Records shown =>
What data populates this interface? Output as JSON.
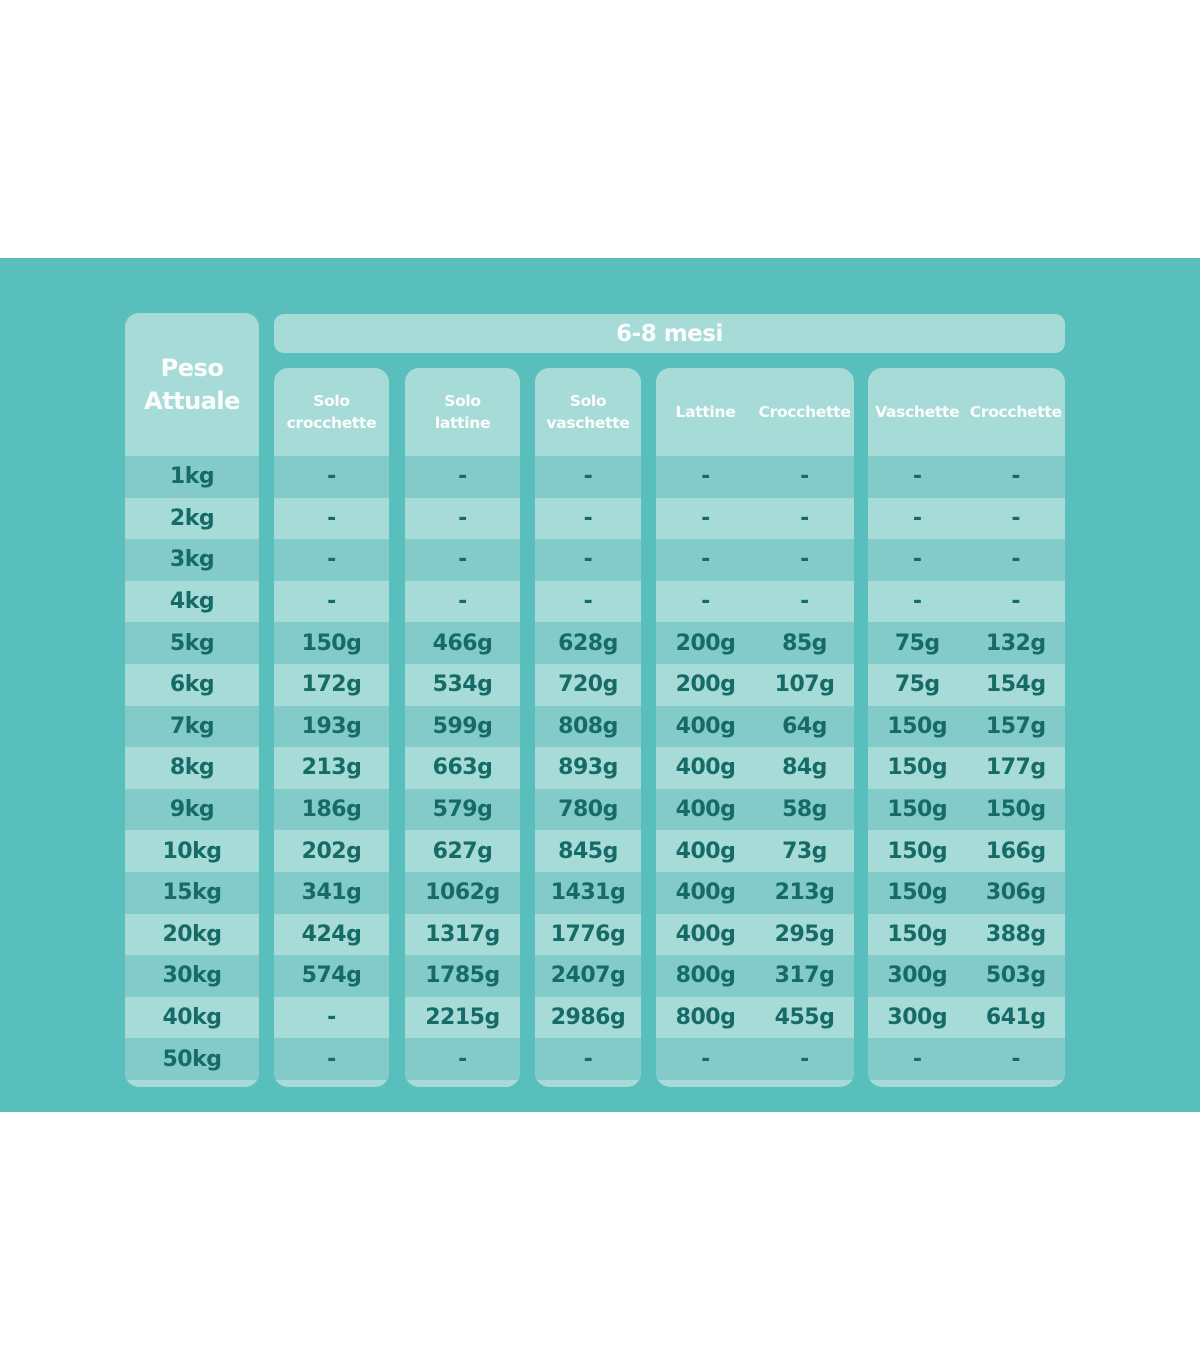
{
  "colors": {
    "background_teal": "#58bfbc",
    "card_light": "#a7dbd8",
    "row_band_dark": "#82cbc8",
    "text_dark_teal": "#166b66",
    "text_white": "#fbfdfd"
  },
  "chart_data": {
    "type": "table",
    "group_header": "6-8 mesi",
    "row_axis_title": "Peso\nAttuale",
    "weights": [
      "1kg",
      "2kg",
      "3kg",
      "4kg",
      "5kg",
      "6kg",
      "7kg",
      "8kg",
      "9kg",
      "10kg",
      "15kg",
      "20kg",
      "30kg",
      "40kg",
      "50kg"
    ],
    "columns": [
      {
        "id": "solo-crocchette",
        "headers": [
          "Solo\ncrocchette"
        ],
        "rows": [
          [
            "-"
          ],
          [
            "-"
          ],
          [
            "-"
          ],
          [
            "-"
          ],
          [
            "150g"
          ],
          [
            "172g"
          ],
          [
            "193g"
          ],
          [
            "213g"
          ],
          [
            "186g"
          ],
          [
            "202g"
          ],
          [
            "341g"
          ],
          [
            "424g"
          ],
          [
            "574g"
          ],
          [
            "-"
          ],
          [
            "-"
          ]
        ]
      },
      {
        "id": "solo-lattine",
        "headers": [
          "Solo\nlattine"
        ],
        "rows": [
          [
            "-"
          ],
          [
            "-"
          ],
          [
            "-"
          ],
          [
            "-"
          ],
          [
            "466g"
          ],
          [
            "534g"
          ],
          [
            "599g"
          ],
          [
            "663g"
          ],
          [
            "579g"
          ],
          [
            "627g"
          ],
          [
            "1062g"
          ],
          [
            "1317g"
          ],
          [
            "1785g"
          ],
          [
            "2215g"
          ],
          [
            "-"
          ]
        ]
      },
      {
        "id": "solo-vaschette",
        "headers": [
          "Solo\nvaschette"
        ],
        "rows": [
          [
            "-"
          ],
          [
            "-"
          ],
          [
            "-"
          ],
          [
            "-"
          ],
          [
            "628g"
          ],
          [
            "720g"
          ],
          [
            "808g"
          ],
          [
            "893g"
          ],
          [
            "780g"
          ],
          [
            "845g"
          ],
          [
            "1431g"
          ],
          [
            "1776g"
          ],
          [
            "2407g"
          ],
          [
            "2986g"
          ],
          [
            "-"
          ]
        ]
      },
      {
        "id": "lattine-crocchette",
        "headers": [
          "Lattine",
          "Crocchette"
        ],
        "rows": [
          [
            "-",
            "-"
          ],
          [
            "-",
            "-"
          ],
          [
            "-",
            "-"
          ],
          [
            "-",
            "-"
          ],
          [
            "200g",
            "85g"
          ],
          [
            "200g",
            "107g"
          ],
          [
            "400g",
            "64g"
          ],
          [
            "400g",
            "84g"
          ],
          [
            "400g",
            "58g"
          ],
          [
            "400g",
            "73g"
          ],
          [
            "400g",
            "213g"
          ],
          [
            "400g",
            "295g"
          ],
          [
            "800g",
            "317g"
          ],
          [
            "800g",
            "455g"
          ],
          [
            "-",
            "-"
          ]
        ]
      },
      {
        "id": "vaschette-crocchette",
        "headers": [
          "Vaschette",
          "Crocchette"
        ],
        "rows": [
          [
            "-",
            "-"
          ],
          [
            "-",
            "-"
          ],
          [
            "-",
            "-"
          ],
          [
            "-",
            "-"
          ],
          [
            "75g",
            "132g"
          ],
          [
            "75g",
            "154g"
          ],
          [
            "150g",
            "157g"
          ],
          [
            "150g",
            "177g"
          ],
          [
            "150g",
            "150g"
          ],
          [
            "150g",
            "166g"
          ],
          [
            "150g",
            "306g"
          ],
          [
            "150g",
            "388g"
          ],
          [
            "300g",
            "503g"
          ],
          [
            "300g",
            "641g"
          ],
          [
            "-",
            "-"
          ]
        ]
      }
    ]
  }
}
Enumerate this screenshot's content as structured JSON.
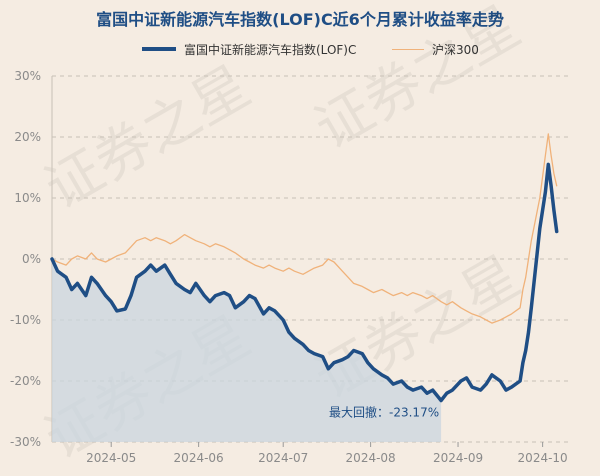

Set exercise => Give all the lines above again, character for character, without pictures.

Exercise response =>
What data populates this interface? Output as JSON.
{
  "colors": {
    "background_teal": "#58bfbc",
    "card_light": "#a7dbd8",
    "row_band_dark": "#82cbc8",
    "text_dark_teal": "#166b66",
    "text_white": "#fbfdfd"
  },
  "chart_data": {
    "type": "table",
    "group_header": "6-8 mesi",
    "row_axis_title": "Peso\nAttuale",
    "weights": [
      "1kg",
      "2kg",
      "3kg",
      "4kg",
      "5kg",
      "6kg",
      "7kg",
      "8kg",
      "9kg",
      "10kg",
      "15kg",
      "20kg",
      "30kg",
      "40kg",
      "50kg"
    ],
    "columns": [
      {
        "id": "solo-crocchette",
        "headers": [
          "Solo\ncrocchette"
        ],
        "rows": [
          [
            "-"
          ],
          [
            "-"
          ],
          [
            "-"
          ],
          [
            "-"
          ],
          [
            "150g"
          ],
          [
            "172g"
          ],
          [
            "193g"
          ],
          [
            "213g"
          ],
          [
            "186g"
          ],
          [
            "202g"
          ],
          [
            "341g"
          ],
          [
            "424g"
          ],
          [
            "574g"
          ],
          [
            "-"
          ],
          [
            "-"
          ]
        ]
      },
      {
        "id": "solo-lattine",
        "headers": [
          "Solo\nlattine"
        ],
        "rows": [
          [
            "-"
          ],
          [
            "-"
          ],
          [
            "-"
          ],
          [
            "-"
          ],
          [
            "466g"
          ],
          [
            "534g"
          ],
          [
            "599g"
          ],
          [
            "663g"
          ],
          [
            "579g"
          ],
          [
            "627g"
          ],
          [
            "1062g"
          ],
          [
            "1317g"
          ],
          [
            "1785g"
          ],
          [
            "2215g"
          ],
          [
            "-"
          ]
        ]
      },
      {
        "id": "solo-vaschette",
        "headers": [
          "Solo\nvaschette"
        ],
        "rows": [
          [
            "-"
          ],
          [
            "-"
          ],
          [
            "-"
          ],
          [
            "-"
          ],
          [
            "628g"
          ],
          [
            "720g"
          ],
          [
            "808g"
          ],
          [
            "893g"
          ],
          [
            "780g"
          ],
          [
            "845g"
          ],
          [
            "1431g"
          ],
          [
            "1776g"
          ],
          [
            "2407g"
          ],
          [
            "2986g"
          ],
          [
            "-"
          ]
        ]
      },
      {
        "id": "lattine-crocchette",
        "headers": [
          "Lattine",
          "Crocchette"
        ],
        "rows": [
          [
            "-",
            "-"
          ],
          [
            "-",
            "-"
          ],
          [
            "-",
            "-"
          ],
          [
            "-",
            "-"
          ],
          [
            "200g",
            "85g"
          ],
          [
            "200g",
            "107g"
          ],
          [
            "400g",
            "64g"
          ],
          [
            "400g",
            "84g"
          ],
          [
            "400g",
            "58g"
          ],
          [
            "400g",
            "73g"
          ],
          [
            "400g",
            "213g"
          ],
          [
            "400g",
            "295g"
          ],
          [
            "800g",
            "317g"
          ],
          [
            "800g",
            "455g"
          ],
          [
            "-",
            "-"
          ]
        ]
      },
      {
        "id": "vaschette-crocchette",
        "headers": [
          "Vaschette",
          "Crocchette"
        ],
        "rows": [
          [
            "-",
            "-"
          ],
          [
            "-",
            "-"
          ],
          [
            "-",
            "-"
          ],
          [
            "-",
            "-"
          ],
          [
            "75g",
            "132g"
          ],
          [
            "75g",
            "154g"
          ],
          [
            "150g",
            "157g"
          ],
          [
            "150g",
            "177g"
          ],
          [
            "150g",
            "150g"
          ],
          [
            "150g",
            "166g"
          ],
          [
            "150g",
            "306g"
          ],
          [
            "150g",
            "388g"
          ],
          [
            "300g",
            "503g"
          ],
          [
            "300g",
            "641g"
          ],
          [
            "-",
            "-"
          ]
        ]
      }
    ]
  }
}
Enumerate this screenshot's content as structured JSON.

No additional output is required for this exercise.